* WHAT YOU HAVE TO DO: Quote the whole listing word for word, please.

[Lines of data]
-- -- --

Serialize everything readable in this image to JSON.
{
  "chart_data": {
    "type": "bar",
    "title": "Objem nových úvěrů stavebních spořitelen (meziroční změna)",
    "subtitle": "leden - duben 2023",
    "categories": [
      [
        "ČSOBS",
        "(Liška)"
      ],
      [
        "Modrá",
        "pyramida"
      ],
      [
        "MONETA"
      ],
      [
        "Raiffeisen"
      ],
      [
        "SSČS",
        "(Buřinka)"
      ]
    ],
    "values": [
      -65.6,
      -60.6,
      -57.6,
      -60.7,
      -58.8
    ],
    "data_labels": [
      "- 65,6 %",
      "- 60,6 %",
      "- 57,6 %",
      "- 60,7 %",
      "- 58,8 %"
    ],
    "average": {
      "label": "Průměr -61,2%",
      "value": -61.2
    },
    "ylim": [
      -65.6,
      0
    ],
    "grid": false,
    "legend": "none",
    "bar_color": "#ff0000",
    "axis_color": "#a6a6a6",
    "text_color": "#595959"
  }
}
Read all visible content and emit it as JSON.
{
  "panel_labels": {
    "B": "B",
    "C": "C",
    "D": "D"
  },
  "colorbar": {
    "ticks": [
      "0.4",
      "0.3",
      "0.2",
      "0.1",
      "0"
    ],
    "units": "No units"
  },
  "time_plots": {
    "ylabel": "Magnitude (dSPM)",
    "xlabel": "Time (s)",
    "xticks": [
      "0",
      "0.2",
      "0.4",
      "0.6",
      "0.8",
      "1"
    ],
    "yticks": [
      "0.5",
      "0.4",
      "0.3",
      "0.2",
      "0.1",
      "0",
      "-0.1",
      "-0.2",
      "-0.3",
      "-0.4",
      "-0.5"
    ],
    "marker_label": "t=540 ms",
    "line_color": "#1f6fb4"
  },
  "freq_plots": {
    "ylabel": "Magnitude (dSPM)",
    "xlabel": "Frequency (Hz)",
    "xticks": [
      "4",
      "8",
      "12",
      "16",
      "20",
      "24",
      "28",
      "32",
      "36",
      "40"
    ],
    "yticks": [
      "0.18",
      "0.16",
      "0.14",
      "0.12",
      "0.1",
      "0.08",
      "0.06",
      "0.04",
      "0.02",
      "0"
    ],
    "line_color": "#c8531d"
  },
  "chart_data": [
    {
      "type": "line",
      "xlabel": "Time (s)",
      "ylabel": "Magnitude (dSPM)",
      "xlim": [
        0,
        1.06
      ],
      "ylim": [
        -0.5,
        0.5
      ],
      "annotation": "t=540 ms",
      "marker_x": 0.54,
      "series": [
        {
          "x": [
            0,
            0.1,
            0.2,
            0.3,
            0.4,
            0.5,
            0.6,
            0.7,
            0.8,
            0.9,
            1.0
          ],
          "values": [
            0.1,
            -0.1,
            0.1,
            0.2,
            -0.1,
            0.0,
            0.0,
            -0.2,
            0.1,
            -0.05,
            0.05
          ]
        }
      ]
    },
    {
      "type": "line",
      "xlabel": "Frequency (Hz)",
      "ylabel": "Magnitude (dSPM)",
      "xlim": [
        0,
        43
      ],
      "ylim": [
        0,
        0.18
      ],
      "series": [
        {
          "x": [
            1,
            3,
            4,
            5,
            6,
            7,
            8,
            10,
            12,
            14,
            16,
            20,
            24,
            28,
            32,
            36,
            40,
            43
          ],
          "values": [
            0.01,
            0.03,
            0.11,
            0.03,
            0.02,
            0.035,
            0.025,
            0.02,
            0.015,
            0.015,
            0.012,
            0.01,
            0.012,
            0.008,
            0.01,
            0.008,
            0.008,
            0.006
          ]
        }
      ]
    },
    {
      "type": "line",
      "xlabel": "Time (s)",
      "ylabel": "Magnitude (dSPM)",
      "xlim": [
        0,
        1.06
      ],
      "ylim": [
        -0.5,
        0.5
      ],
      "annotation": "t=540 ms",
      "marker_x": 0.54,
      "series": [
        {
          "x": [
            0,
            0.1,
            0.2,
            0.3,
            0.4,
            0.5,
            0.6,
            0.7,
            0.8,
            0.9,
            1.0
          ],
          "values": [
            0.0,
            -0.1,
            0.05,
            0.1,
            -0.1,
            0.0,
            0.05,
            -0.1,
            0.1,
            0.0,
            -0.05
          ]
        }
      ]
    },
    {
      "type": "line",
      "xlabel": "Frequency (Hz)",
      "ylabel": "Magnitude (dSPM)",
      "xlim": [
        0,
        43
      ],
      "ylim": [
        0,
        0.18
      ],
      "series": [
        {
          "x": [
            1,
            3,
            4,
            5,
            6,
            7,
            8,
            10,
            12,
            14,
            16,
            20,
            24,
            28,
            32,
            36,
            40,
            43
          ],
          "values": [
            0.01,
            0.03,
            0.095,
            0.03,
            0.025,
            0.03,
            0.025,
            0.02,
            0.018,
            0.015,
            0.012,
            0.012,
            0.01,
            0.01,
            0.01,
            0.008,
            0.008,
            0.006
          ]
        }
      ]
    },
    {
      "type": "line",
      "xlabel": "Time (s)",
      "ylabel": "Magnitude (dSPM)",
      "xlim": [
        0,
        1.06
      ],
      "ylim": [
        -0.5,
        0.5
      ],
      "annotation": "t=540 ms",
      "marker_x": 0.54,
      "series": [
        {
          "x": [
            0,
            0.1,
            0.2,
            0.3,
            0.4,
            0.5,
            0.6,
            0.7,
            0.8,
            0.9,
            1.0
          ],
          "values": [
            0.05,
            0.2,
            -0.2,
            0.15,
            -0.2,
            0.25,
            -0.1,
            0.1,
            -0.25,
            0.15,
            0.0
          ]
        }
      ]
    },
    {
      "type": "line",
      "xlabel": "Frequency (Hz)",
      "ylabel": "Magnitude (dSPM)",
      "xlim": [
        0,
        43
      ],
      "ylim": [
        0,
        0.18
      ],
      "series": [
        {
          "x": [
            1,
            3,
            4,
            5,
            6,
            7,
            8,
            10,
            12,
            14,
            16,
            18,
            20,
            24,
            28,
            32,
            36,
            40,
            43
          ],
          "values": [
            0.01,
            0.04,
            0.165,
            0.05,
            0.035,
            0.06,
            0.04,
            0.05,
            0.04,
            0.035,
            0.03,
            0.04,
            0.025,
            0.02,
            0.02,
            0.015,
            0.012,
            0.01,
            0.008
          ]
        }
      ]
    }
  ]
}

-- -- --

* RESPONSE TO THE TASK:
Serialize everything readable in this image to JSON.
{
  "chart_data": {
    "type": "bar",
    "title": "Objem nových úvěrů stavebních spořitelen (meziroční změna)",
    "subtitle": "leden - duben 2023",
    "categories": [
      [
        "ČSOBS",
        "(Liška)"
      ],
      [
        "Modrá",
        "pyramida"
      ],
      [
        "MONETA"
      ],
      [
        "Raiffeisen"
      ],
      [
        "SSČS",
        "(Buřinka)"
      ]
    ],
    "values": [
      -65.6,
      -60.6,
      -57.6,
      -60.7,
      -58.8
    ],
    "data_labels": [
      "- 65,6 %",
      "- 60,6 %",
      "- 57,6 %",
      "- 60,7 %",
      "- 58,8 %"
    ],
    "average": {
      "label": "Průměr -61,2%",
      "value": -61.2
    },
    "ylim": [
      -65.6,
      0
    ],
    "grid": false,
    "legend": "none",
    "bar_color": "#ff0000",
    "axis_color": "#a6a6a6",
    "text_color": "#595959"
  }
}
Read all visible content and emit it as JSON.
{
  "panel_labels": {
    "B": "B",
    "C": "C",
    "D": "D"
  },
  "colorbar": {
    "ticks": [
      "0.4",
      "0.3",
      "0.2",
      "0.1",
      "0"
    ],
    "units": "No units"
  },
  "time_plots": {
    "ylabel": "Magnitude (dSPM)",
    "xlabel": "Time (s)",
    "xticks": [
      "0",
      "0.2",
      "0.4",
      "0.6",
      "0.8",
      "1"
    ],
    "yticks": [
      "0.5",
      "0.4",
      "0.3",
      "0.2",
      "0.1",
      "0",
      "-0.1",
      "-0.2",
      "-0.3",
      "-0.4",
      "-0.5"
    ],
    "marker_label": "t=540 ms",
    "line_color": "#1f6fb4"
  },
  "freq_plots": {
    "ylabel": "Magnitude (dSPM)",
    "xlabel": "Frequency (Hz)",
    "xticks": [
      "4",
      "8",
      "12",
      "16",
      "20",
      "24",
      "28",
      "32",
      "36",
      "40"
    ],
    "yticks": [
      "0.18",
      "0.16",
      "0.14",
      "0.12",
      "0.1",
      "0.08",
      "0.06",
      "0.04",
      "0.02",
      "0"
    ],
    "line_color": "#c8531d"
  },
  "chart_data": [
    {
      "type": "line",
      "xlabel": "Time (s)",
      "ylabel": "Magnitude (dSPM)",
      "xlim": [
        0,
        1.06
      ],
      "ylim": [
        -0.5,
        0.5
      ],
      "annotation": "t=540 ms",
      "marker_x": 0.54,
      "series": [
        {
          "x": [
            0,
            0.1,
            0.2,
            0.3,
            0.4,
            0.5,
            0.6,
            0.7,
            0.8,
            0.9,
            1.0
          ],
          "values": [
            0.1,
            -0.1,
            0.1,
            0.2,
            -0.1,
            0.0,
            0.0,
            -0.2,
            0.1,
            -0.05,
            0.05
          ]
        }
      ]
    },
    {
      "type": "line",
      "xlabel": "Frequency (Hz)",
      "ylabel": "Magnitude (dSPM)",
      "xlim": [
        0,
        43
      ],
      "ylim": [
        0,
        0.18
      ],
      "series": [
        {
          "x": [
            1,
            3,
            4,
            5,
            6,
            7,
            8,
            10,
            12,
            14,
            16,
            20,
            24,
            28,
            32,
            36,
            40,
            43
          ],
          "values": [
            0.01,
            0.03,
            0.11,
            0.03,
            0.02,
            0.035,
            0.025,
            0.02,
            0.015,
            0.015,
            0.012,
            0.01,
            0.012,
            0.008,
            0.01,
            0.008,
            0.008,
            0.006
          ]
        }
      ]
    },
    {
      "type": "line",
      "xlabel": "Time (s)",
      "ylabel": "Magnitude (dSPM)",
      "xlim": [
        0,
        1.06
      ],
      "ylim": [
        -0.5,
        0.5
      ],
      "annotation": "t=540 ms",
      "marker_x": 0.54,
      "series": [
        {
          "x": [
            0,
            0.1,
            0.2,
            0.3,
            0.4,
            0.5,
            0.6,
            0.7,
            0.8,
            0.9,
            1.0
          ],
          "values": [
            0.0,
            -0.1,
            0.05,
            0.1,
            -0.1,
            0.0,
            0.05,
            -0.1,
            0.1,
            0.0,
            -0.05
          ]
        }
      ]
    },
    {
      "type": "line",
      "xlabel": "Frequency (Hz)",
      "ylabel": "Magnitude (dSPM)",
      "xlim": [
        0,
        43
      ],
      "ylim": [
        0,
        0.18
      ],
      "series": [
        {
          "x": [
            1,
            3,
            4,
            5,
            6,
            7,
            8,
            10,
            12,
            14,
            16,
            20,
            24,
            28,
            32,
            36,
            40,
            43
          ],
          "values": [
            0.01,
            0.03,
            0.095,
            0.03,
            0.025,
            0.03,
            0.025,
            0.02,
            0.018,
            0.015,
            0.012,
            0.012,
            0.01,
            0.01,
            0.01,
            0.008,
            0.008,
            0.006
          ]
        }
      ]
    },
    {
      "type": "line",
      "xlabel": "Time (s)",
      "ylabel": "Magnitude (dSPM)",
      "xlim": [
        0,
        1.06
      ],
      "ylim": [
        -0.5,
        0.5
      ],
      "annotation": "t=540 ms",
      "marker_x": 0.54,
      "series": [
        {
          "x": [
            0,
            0.1,
            0.2,
            0.3,
            0.4,
            0.5,
            0.6,
            0.7,
            0.8,
            0.9,
            1.0
          ],
          "values": [
            0.05,
            0.2,
            -0.2,
            0.15,
            -0.2,
            0.25,
            -0.1,
            0.1,
            -0.25,
            0.15,
            0.0
          ]
        }
      ]
    },
    {
      "type": "line",
      "xlabel": "Frequency (Hz)",
      "ylabel": "Magnitude (dSPM)",
      "xlim": [
        0,
        43
      ],
      "ylim": [
        0,
        0.18
      ],
      "series": [
        {
          "x": [
            1,
            3,
            4,
            5,
            6,
            7,
            8,
            10,
            12,
            14,
            16,
            18,
            20,
            24,
            28,
            32,
            36,
            40,
            43
          ],
          "values": [
            0.01,
            0.04,
            0.165,
            0.05,
            0.035,
            0.06,
            0.04,
            0.05,
            0.04,
            0.035,
            0.03,
            0.04,
            0.025,
            0.02,
            0.02,
            0.015,
            0.012,
            0.01,
            0.008
          ]
        }
      ]
    }
  ]
}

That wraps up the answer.